Rows from a dataset
━━━━━━━━━━━━━━━━━━━━

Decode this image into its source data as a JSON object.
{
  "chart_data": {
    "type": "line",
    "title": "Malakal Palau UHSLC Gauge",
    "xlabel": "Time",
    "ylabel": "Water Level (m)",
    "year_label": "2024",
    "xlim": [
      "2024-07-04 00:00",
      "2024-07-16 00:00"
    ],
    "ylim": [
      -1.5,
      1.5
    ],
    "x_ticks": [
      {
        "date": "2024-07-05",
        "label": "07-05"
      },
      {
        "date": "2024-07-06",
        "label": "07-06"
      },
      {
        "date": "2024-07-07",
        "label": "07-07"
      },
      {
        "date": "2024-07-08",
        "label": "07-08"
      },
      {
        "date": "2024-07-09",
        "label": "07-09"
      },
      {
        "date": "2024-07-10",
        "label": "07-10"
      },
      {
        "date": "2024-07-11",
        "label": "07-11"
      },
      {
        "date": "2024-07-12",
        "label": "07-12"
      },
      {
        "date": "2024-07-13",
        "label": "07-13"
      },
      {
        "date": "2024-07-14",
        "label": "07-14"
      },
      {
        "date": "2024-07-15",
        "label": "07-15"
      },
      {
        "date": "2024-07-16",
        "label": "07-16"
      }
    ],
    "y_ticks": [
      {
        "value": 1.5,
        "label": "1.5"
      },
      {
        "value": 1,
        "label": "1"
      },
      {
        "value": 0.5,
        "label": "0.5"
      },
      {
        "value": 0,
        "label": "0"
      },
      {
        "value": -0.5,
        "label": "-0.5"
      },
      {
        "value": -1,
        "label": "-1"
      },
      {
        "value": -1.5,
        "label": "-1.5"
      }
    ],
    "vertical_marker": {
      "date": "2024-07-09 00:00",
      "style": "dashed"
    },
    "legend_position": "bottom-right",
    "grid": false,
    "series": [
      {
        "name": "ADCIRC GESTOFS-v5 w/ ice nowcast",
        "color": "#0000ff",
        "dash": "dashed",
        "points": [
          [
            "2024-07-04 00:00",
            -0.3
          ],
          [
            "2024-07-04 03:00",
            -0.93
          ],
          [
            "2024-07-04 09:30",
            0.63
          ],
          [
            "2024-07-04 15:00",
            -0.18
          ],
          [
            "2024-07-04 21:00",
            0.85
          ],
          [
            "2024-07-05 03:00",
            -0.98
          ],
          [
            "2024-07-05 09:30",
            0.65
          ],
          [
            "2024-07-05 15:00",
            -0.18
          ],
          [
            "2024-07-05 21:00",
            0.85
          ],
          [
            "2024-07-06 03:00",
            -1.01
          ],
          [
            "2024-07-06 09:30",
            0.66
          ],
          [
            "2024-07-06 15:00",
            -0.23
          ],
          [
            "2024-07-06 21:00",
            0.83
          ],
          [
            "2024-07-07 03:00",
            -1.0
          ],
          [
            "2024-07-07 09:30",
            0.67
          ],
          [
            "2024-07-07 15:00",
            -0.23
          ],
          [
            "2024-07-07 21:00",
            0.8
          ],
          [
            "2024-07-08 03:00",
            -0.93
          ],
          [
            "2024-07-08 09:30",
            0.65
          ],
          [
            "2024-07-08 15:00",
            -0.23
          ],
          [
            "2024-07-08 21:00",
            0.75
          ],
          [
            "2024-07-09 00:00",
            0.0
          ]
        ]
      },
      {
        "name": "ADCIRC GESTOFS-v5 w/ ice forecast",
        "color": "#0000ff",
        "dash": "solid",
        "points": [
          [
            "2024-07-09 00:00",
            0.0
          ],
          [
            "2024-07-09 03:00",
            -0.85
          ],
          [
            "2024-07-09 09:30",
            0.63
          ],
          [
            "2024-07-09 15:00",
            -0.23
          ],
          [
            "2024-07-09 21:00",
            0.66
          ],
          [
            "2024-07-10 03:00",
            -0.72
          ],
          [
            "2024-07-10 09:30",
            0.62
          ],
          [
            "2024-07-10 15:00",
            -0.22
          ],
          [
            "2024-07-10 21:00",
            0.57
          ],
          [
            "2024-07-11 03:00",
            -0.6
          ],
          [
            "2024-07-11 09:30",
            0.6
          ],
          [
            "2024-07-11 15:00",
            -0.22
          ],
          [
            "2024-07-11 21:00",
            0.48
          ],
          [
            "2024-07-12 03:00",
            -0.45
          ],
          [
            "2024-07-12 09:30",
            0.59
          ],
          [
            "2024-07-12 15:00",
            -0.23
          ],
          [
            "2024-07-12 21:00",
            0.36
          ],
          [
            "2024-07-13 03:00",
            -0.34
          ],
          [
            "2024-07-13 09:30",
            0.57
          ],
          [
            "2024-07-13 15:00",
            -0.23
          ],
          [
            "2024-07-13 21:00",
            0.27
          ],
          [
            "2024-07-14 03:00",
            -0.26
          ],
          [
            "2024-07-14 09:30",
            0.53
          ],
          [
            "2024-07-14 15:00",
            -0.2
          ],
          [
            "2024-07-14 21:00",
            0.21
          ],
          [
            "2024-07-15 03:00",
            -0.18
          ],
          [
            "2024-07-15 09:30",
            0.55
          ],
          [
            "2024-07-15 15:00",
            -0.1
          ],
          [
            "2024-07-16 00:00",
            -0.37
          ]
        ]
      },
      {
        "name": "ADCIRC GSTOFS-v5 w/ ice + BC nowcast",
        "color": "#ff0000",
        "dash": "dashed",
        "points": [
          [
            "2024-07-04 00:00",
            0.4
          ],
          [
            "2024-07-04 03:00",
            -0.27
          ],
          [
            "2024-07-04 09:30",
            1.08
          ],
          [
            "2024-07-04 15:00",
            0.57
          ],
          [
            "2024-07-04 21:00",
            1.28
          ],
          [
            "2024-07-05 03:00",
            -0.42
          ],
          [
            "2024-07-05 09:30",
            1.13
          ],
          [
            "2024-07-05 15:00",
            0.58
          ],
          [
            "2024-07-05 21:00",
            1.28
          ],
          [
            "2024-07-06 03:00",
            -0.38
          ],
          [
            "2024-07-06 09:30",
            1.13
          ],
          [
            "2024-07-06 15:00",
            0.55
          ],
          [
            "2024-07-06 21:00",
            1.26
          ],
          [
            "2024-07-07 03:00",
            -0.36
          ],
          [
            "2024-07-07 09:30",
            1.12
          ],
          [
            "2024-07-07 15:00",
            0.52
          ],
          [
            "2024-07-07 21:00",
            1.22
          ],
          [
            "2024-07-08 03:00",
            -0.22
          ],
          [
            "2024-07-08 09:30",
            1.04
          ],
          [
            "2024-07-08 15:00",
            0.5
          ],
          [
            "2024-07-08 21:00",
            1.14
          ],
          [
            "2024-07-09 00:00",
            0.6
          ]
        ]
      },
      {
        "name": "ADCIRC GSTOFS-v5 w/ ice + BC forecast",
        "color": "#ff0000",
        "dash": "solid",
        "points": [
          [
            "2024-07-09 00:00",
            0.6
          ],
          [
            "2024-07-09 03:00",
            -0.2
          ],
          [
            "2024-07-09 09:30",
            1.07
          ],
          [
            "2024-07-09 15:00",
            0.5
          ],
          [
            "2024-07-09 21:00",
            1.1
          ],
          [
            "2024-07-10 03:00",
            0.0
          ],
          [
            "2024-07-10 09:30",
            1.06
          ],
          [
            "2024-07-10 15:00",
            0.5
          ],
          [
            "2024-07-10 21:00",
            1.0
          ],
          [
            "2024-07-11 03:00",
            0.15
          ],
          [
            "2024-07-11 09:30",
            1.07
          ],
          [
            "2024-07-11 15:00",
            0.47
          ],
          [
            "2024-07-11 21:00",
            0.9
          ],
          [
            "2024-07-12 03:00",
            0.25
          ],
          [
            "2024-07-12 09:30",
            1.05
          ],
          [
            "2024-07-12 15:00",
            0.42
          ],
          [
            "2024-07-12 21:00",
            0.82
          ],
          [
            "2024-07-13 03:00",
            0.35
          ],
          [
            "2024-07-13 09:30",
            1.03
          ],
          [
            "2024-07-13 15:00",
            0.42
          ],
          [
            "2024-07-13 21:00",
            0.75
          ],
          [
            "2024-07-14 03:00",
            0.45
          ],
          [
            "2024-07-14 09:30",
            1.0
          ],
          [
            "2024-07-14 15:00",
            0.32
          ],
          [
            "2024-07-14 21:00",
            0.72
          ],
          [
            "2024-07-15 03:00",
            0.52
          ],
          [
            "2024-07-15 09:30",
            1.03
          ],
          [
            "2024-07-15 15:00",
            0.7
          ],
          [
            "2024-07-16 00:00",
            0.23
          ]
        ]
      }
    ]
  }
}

━━━━━━━━━━━━━━━━━━━━

### Exercise instructions
Using the listing above, return all lines where the word "ADCIRC" occurs.

### Task answer
        "name": "ADCIRC GESTOFS-v5 w/ ice nowcast",
        "name": "ADCIRC GESTOFS-v5 w/ ice forecast",
        "name": "ADCIRC GSTOFS-v5 w/ ice + BC nowcast",
        "name": "ADCIRC GSTOFS-v5 w/ ice + BC forecast",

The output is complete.